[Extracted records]
▬▬▬▬▬▬▬▬▬▬

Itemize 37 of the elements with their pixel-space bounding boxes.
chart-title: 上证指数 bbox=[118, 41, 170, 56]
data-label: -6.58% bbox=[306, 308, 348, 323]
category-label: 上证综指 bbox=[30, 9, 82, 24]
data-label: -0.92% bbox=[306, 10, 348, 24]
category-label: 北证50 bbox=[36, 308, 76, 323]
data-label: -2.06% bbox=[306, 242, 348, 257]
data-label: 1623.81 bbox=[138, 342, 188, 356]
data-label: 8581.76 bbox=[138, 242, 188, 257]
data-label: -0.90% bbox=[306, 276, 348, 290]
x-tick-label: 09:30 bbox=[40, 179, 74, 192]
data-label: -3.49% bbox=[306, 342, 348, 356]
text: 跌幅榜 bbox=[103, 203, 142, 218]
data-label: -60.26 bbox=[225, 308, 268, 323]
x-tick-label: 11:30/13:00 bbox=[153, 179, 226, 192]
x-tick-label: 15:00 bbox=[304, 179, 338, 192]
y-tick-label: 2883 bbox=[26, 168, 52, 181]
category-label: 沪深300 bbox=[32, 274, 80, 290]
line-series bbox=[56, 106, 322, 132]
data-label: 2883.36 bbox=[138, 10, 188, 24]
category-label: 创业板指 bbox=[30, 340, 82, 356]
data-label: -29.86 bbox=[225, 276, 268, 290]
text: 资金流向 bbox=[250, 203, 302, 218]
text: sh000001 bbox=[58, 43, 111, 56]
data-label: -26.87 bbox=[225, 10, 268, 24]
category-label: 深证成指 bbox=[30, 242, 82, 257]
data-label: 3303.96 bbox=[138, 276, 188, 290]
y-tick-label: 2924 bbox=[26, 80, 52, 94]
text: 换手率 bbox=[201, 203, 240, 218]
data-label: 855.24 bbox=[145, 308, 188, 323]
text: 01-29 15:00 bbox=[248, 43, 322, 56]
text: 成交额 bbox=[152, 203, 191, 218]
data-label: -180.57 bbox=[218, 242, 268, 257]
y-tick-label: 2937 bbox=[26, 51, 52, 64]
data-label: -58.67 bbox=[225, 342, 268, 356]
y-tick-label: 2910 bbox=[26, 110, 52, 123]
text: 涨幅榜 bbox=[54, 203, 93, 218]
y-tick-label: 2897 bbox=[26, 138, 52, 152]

▬▬▬▬▬▬▬▬▬▬

What the exercise asks: Please repeat the data above, swapping every "data-label" for "value-label" and leaving everything else unchanged.

Solution to this problem:
Itemize 37 of the elements with their pixel-space bounding boxes.
chart-title: 上证指数 bbox=[118, 41, 170, 56]
value-label: -6.58% bbox=[306, 308, 348, 323]
category-label: 上证综指 bbox=[30, 9, 82, 24]
value-label: -0.92% bbox=[306, 10, 348, 24]
category-label: 北证50 bbox=[36, 308, 76, 323]
value-label: -2.06% bbox=[306, 242, 348, 257]
value-label: 1623.81 bbox=[138, 342, 188, 356]
value-label: 8581.76 bbox=[138, 242, 188, 257]
value-label: -0.90% bbox=[306, 276, 348, 290]
x-tick-label: 09:30 bbox=[40, 179, 74, 192]
value-label: -3.49% bbox=[306, 342, 348, 356]
text: 跌幅榜 bbox=[103, 203, 142, 218]
value-label: -60.26 bbox=[225, 308, 268, 323]
x-tick-label: 11:30/13:00 bbox=[153, 179, 226, 192]
x-tick-label: 15:00 bbox=[304, 179, 338, 192]
y-tick-label: 2883 bbox=[26, 168, 52, 181]
category-label: 沪深300 bbox=[32, 274, 80, 290]
line-series bbox=[56, 106, 322, 132]
value-label: 2883.36 bbox=[138, 10, 188, 24]
category-label: 创业板指 bbox=[30, 340, 82, 356]
value-label: -29.86 bbox=[225, 276, 268, 290]
text: 资金流向 bbox=[250, 203, 302, 218]
text: sh000001 bbox=[58, 43, 111, 56]
value-label: -26.87 bbox=[225, 10, 268, 24]
category-label: 深证成指 bbox=[30, 242, 82, 257]
value-label: 3303.96 bbox=[138, 276, 188, 290]
y-tick-label: 2924 bbox=[26, 80, 52, 94]
text: 换手率 bbox=[201, 203, 240, 218]
value-label: 855.24 bbox=[145, 308, 188, 323]
text: 01-29 15:00 bbox=[248, 43, 322, 56]
text: 成交额 bbox=[152, 203, 191, 218]
value-label: -180.57 bbox=[218, 242, 268, 257]
y-tick-label: 2937 bbox=[26, 51, 52, 64]
value-label: -58.67 bbox=[225, 342, 268, 356]
y-tick-label: 2910 bbox=[26, 110, 52, 123]
text: 涨幅榜 bbox=[54, 203, 93, 218]
y-tick-label: 2897 bbox=[26, 138, 52, 152]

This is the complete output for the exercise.